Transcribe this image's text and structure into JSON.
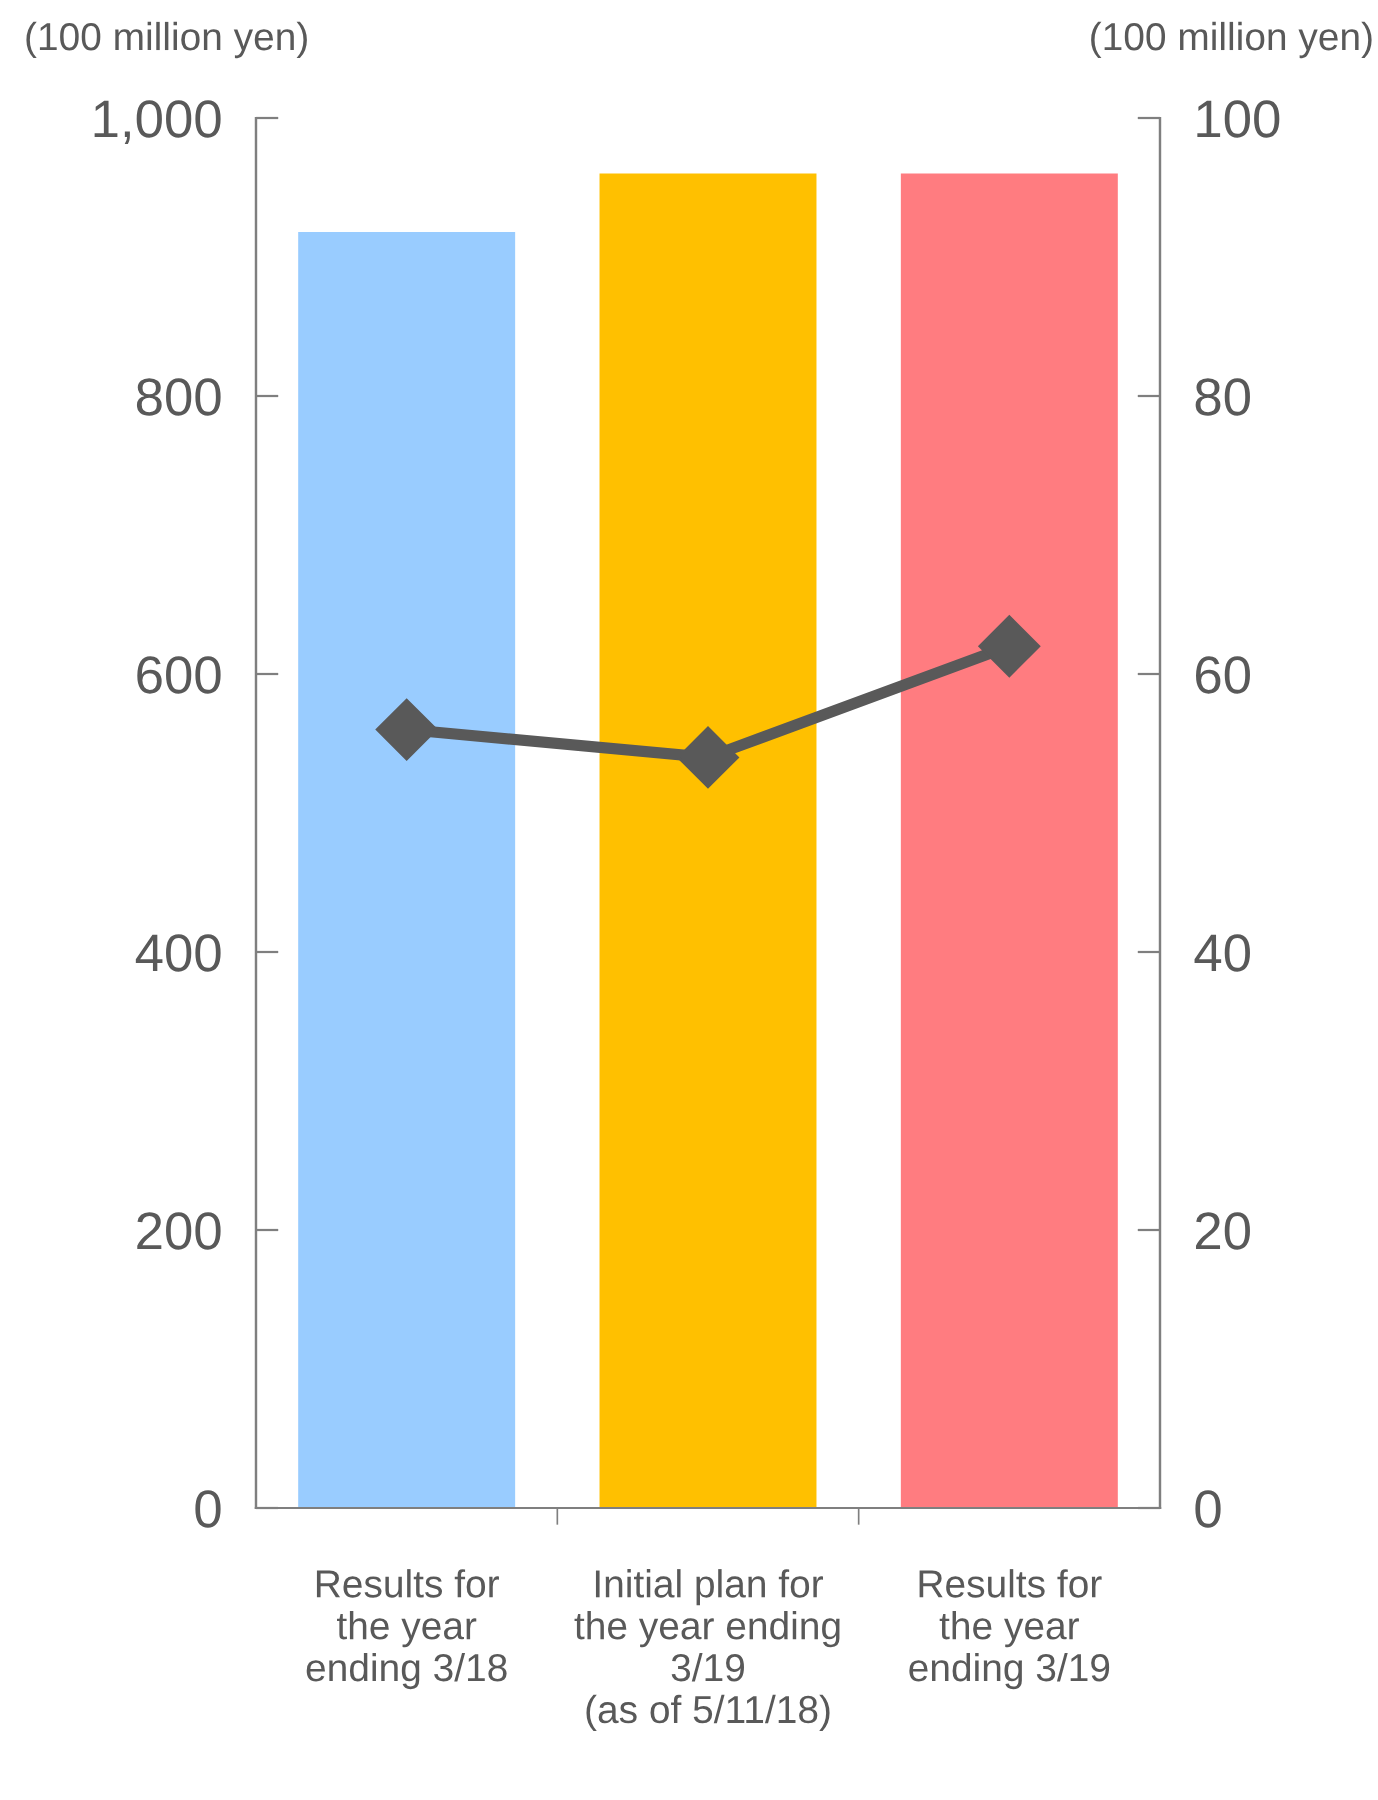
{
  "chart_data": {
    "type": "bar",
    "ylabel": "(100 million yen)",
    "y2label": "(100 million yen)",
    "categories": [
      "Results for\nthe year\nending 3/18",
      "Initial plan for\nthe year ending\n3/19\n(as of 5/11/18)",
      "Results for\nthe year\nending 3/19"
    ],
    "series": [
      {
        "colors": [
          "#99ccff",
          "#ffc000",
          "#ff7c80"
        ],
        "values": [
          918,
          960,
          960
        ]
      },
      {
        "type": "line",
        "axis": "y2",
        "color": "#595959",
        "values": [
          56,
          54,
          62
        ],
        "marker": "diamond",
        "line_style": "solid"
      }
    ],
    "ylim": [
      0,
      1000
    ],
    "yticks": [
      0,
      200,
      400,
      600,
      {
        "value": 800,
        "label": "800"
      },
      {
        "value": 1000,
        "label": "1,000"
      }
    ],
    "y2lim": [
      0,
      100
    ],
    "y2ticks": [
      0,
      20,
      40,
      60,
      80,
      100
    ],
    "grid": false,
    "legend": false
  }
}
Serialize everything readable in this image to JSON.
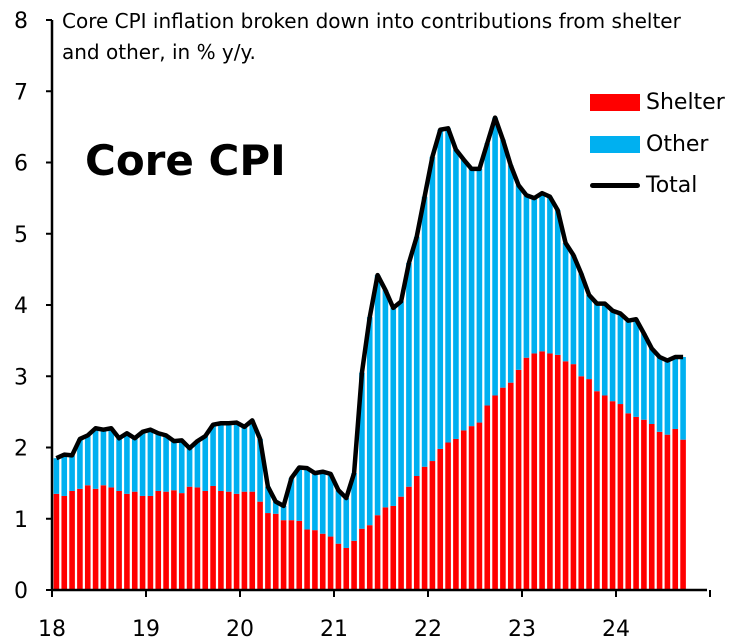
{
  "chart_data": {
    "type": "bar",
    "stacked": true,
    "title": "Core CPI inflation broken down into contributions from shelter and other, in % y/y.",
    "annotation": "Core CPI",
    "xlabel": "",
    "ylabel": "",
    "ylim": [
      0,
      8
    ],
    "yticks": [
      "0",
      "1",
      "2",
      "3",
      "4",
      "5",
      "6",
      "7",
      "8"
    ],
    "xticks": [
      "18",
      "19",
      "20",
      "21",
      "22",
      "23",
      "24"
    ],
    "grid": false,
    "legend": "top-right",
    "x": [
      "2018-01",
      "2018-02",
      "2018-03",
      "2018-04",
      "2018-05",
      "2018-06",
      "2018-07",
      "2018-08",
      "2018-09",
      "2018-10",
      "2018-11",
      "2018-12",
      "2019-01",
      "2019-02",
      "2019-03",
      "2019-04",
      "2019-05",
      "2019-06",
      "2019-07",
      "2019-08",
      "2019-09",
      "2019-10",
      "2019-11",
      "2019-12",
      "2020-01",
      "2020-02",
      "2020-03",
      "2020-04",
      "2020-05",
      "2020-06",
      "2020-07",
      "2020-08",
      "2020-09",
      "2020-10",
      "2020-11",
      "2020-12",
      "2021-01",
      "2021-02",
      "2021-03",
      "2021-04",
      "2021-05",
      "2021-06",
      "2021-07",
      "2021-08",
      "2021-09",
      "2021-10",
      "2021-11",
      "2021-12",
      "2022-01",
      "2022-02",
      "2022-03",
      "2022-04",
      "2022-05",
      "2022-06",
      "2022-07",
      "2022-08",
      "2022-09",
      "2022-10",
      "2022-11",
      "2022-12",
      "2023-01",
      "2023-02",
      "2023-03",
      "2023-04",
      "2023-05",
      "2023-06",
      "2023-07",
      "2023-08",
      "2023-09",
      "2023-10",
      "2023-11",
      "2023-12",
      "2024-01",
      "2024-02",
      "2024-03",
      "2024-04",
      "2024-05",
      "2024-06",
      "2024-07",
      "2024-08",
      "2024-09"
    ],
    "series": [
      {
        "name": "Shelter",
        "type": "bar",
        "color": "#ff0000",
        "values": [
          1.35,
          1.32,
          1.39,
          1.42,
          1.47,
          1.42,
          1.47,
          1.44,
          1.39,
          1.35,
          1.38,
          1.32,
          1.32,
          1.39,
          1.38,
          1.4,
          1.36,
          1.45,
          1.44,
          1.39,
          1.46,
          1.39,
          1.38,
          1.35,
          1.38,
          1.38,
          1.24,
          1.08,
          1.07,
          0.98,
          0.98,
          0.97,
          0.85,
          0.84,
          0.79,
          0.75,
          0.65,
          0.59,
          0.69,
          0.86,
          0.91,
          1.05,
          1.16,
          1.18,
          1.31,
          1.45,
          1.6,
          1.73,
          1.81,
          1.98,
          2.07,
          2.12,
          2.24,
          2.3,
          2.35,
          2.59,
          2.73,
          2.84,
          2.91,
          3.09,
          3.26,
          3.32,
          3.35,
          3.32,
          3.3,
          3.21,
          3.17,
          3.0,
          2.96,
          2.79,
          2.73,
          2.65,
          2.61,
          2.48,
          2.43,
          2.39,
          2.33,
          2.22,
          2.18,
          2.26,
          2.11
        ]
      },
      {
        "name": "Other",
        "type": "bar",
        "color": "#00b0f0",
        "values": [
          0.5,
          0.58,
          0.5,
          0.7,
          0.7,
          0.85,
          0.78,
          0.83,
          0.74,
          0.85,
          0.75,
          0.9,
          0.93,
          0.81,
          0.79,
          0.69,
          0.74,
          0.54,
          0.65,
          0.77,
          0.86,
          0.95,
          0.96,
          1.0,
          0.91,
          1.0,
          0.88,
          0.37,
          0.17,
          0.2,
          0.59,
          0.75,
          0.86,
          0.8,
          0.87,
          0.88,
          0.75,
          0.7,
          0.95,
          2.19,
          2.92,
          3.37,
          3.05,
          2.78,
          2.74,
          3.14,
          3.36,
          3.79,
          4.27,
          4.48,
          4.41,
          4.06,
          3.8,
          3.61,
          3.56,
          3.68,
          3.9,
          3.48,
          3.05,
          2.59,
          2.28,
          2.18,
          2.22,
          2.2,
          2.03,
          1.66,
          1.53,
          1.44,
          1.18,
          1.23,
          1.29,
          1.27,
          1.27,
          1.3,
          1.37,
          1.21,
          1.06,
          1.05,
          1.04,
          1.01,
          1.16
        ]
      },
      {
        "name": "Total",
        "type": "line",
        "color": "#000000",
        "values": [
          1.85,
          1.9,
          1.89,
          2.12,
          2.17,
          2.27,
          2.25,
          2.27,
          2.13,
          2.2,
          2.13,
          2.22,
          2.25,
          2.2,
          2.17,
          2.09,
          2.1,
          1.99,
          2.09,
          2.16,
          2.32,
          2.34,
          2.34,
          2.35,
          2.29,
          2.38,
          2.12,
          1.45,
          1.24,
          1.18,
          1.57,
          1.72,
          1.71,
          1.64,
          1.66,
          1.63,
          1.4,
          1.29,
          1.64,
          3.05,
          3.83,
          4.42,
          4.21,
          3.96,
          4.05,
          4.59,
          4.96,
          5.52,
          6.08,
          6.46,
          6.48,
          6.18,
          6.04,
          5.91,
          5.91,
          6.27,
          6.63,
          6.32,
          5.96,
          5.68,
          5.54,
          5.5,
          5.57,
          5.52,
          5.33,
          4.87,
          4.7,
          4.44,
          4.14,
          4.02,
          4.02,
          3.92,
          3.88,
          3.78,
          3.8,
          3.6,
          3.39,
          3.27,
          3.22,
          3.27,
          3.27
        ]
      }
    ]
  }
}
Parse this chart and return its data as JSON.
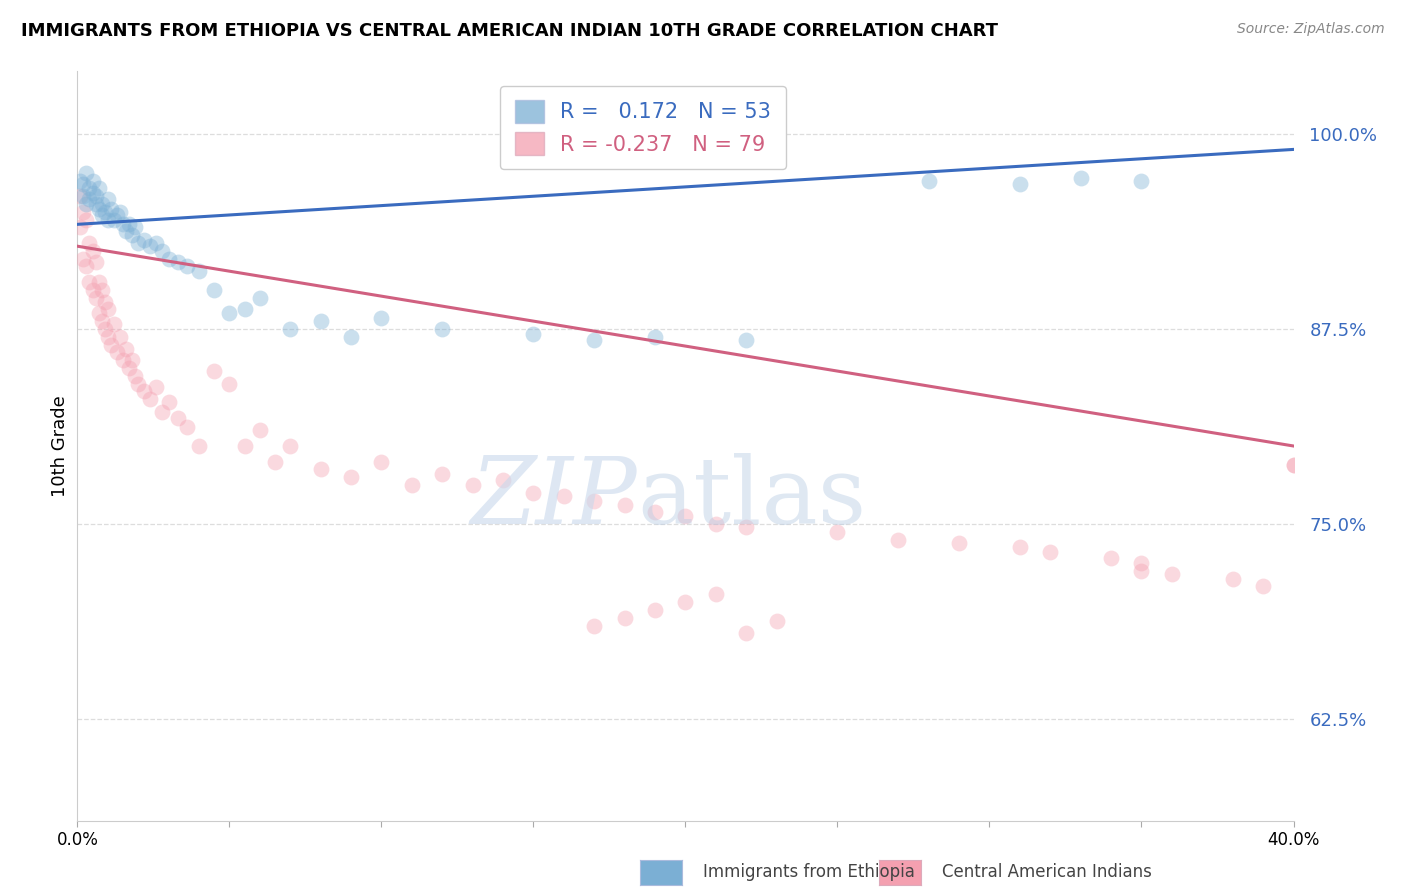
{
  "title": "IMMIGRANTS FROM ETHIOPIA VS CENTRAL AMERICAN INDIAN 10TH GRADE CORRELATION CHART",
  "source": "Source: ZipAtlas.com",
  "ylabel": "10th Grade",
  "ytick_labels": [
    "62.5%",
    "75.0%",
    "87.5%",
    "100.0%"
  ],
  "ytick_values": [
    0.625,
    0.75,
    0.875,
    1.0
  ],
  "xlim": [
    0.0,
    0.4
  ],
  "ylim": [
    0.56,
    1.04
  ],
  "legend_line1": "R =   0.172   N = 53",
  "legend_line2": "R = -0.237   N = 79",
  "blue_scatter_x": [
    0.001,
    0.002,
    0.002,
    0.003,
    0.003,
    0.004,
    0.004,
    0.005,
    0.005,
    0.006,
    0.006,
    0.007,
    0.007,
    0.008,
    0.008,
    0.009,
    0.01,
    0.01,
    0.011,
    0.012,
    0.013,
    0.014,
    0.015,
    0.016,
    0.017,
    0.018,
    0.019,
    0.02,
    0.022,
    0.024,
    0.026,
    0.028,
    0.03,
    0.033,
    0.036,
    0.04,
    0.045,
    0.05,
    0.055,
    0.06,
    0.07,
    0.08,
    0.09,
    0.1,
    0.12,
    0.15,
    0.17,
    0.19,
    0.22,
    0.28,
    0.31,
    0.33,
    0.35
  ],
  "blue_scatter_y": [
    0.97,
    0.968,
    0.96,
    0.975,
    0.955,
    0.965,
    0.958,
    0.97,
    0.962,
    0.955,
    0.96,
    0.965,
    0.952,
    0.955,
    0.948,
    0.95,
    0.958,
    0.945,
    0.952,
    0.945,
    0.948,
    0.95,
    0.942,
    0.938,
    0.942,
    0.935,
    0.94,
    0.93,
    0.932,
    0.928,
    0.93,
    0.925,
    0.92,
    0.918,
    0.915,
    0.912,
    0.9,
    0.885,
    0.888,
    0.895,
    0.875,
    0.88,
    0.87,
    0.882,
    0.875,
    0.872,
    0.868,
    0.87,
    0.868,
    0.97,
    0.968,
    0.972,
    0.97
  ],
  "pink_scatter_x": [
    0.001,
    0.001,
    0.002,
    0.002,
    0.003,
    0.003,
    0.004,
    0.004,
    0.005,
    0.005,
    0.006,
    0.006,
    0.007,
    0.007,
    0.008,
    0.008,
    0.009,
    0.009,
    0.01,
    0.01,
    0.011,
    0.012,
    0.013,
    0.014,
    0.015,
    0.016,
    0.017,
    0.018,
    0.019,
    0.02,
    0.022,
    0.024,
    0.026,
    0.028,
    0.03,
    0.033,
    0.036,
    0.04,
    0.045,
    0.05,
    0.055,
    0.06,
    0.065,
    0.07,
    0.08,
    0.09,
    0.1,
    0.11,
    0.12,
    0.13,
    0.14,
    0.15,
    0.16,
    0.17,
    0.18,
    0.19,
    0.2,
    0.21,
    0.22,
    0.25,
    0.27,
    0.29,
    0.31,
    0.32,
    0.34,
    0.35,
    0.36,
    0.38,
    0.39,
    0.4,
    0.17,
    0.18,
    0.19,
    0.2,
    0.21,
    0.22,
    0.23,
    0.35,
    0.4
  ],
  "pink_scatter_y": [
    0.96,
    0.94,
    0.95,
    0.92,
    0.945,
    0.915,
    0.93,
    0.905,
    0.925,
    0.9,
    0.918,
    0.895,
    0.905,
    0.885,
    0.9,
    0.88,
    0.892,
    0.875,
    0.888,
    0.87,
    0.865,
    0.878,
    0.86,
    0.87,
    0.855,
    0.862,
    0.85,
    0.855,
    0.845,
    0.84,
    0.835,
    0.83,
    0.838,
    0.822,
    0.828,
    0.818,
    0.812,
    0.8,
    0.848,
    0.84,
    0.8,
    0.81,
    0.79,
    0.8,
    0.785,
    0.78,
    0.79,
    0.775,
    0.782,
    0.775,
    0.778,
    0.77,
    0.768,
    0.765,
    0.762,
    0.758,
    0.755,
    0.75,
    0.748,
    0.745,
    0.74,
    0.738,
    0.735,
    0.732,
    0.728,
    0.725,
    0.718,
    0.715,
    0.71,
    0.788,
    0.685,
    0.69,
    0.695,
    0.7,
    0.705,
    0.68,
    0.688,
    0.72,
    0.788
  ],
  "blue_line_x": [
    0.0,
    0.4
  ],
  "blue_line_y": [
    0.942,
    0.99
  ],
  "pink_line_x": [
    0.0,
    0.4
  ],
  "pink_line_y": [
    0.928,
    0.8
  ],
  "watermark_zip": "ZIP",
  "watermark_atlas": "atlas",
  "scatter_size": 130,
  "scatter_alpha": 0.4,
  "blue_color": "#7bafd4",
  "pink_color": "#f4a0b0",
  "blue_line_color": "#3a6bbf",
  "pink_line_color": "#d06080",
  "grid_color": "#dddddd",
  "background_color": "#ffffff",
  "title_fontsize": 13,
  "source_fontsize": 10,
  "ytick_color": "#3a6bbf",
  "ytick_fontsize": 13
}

**Work to do:** Go through the records above and copy every line with the word "this".

**Exercise result:**
Transcribe this image's text and structure into JSON.
Serialize everything readable in this image to JSON.
Parse this chart and return its data as JSON.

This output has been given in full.